*ITEMS:*

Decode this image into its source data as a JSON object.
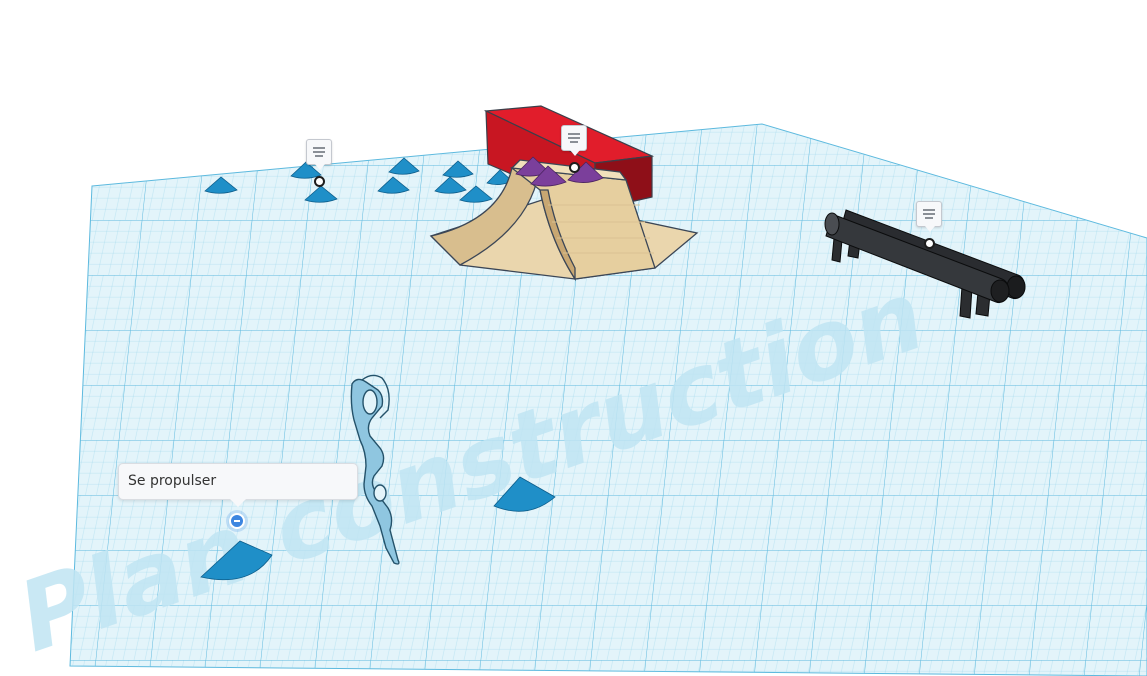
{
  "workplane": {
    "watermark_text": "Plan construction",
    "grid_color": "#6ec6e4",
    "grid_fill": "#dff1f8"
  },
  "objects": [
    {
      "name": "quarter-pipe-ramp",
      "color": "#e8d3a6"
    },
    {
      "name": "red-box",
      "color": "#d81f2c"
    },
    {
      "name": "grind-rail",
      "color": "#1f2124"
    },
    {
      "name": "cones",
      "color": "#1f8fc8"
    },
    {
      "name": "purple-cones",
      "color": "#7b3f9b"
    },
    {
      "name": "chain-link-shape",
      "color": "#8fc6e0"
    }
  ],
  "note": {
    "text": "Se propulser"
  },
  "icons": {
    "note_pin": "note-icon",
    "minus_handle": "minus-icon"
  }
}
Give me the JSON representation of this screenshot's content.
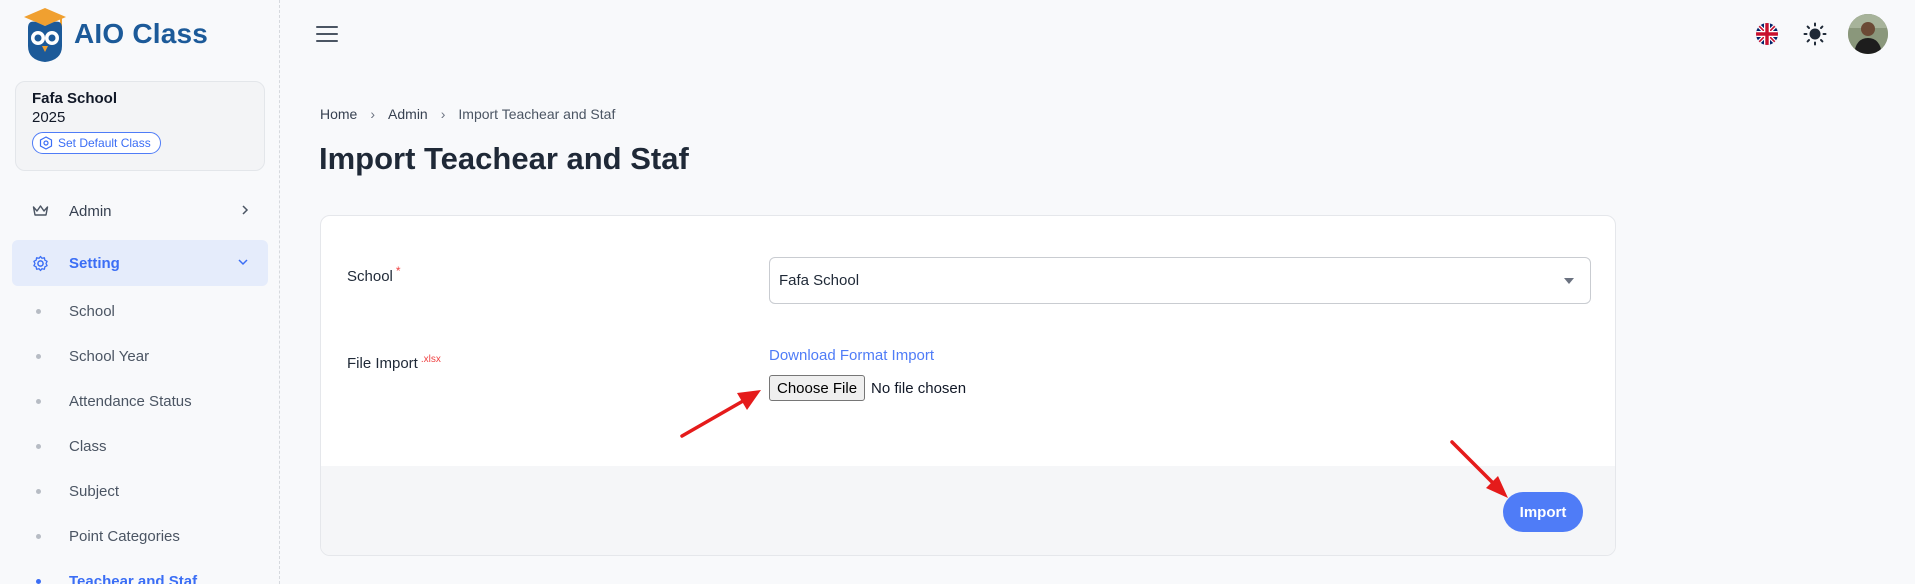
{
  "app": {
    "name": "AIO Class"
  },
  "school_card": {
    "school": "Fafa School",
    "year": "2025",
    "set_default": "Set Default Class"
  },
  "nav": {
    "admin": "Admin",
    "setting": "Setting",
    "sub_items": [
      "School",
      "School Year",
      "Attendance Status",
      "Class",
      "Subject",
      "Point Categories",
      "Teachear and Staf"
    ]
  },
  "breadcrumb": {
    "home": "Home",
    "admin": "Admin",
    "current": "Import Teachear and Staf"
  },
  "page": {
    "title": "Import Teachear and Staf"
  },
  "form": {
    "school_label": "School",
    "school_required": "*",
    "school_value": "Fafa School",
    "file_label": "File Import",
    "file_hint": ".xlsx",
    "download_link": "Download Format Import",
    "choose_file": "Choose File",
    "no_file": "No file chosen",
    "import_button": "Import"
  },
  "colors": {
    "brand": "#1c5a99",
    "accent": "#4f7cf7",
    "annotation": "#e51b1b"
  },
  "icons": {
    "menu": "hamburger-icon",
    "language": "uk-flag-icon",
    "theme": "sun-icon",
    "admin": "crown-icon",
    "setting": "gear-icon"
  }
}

*PROBLEM TO WORK ON:*
Omit every picture while copying the listing above exactly.

*FINISHED ANSWER:*
Decode this image into its source data as a JSON object.
{
  "workplane": {
    "watermark_text": "Plan construction",
    "grid_color": "#6ec6e4",
    "grid_fill": "#dff1f8"
  },
  "objects": [
    {
      "name": "quarter-pipe-ramp",
      "color": "#e8d3a6"
    },
    {
      "name": "red-box",
      "color": "#d81f2c"
    },
    {
      "name": "grind-rail",
      "color": "#1f2124"
    },
    {
      "name": "cones",
      "color": "#1f8fc8"
    },
    {
      "name": "purple-cones",
      "color": "#7b3f9b"
    },
    {
      "name": "chain-link-shape",
      "color": "#8fc6e0"
    }
  ],
  "note": {
    "text": "Se propulser"
  },
  "icons": {
    "note_pin": "note-icon",
    "minus_handle": "minus-icon"
  }
}
Give me the JSON representation of this screenshot's content.
{
  "app": {
    "name": "AIO Class"
  },
  "school_card": {
    "school": "Fafa School",
    "year": "2025",
    "set_default": "Set Default Class"
  },
  "nav": {
    "admin": "Admin",
    "setting": "Setting",
    "sub_items": [
      "School",
      "School Year",
      "Attendance Status",
      "Class",
      "Subject",
      "Point Categories",
      "Teachear and Staf"
    ]
  },
  "breadcrumb": {
    "home": "Home",
    "admin": "Admin",
    "current": "Import Teachear and Staf"
  },
  "page": {
    "title": "Import Teachear and Staf"
  },
  "form": {
    "school_label": "School",
    "school_required": "*",
    "school_value": "Fafa School",
    "file_label": "File Import",
    "file_hint": ".xlsx",
    "download_link": "Download Format Import",
    "choose_file": "Choose File",
    "no_file": "No file chosen",
    "import_button": "Import"
  },
  "colors": {
    "brand": "#1c5a99",
    "accent": "#4f7cf7",
    "annotation": "#e51b1b"
  },
  "icons": {
    "menu": "hamburger-icon",
    "language": "uk-flag-icon",
    "theme": "sun-icon",
    "admin": "crown-icon",
    "setting": "gear-icon"
  }
}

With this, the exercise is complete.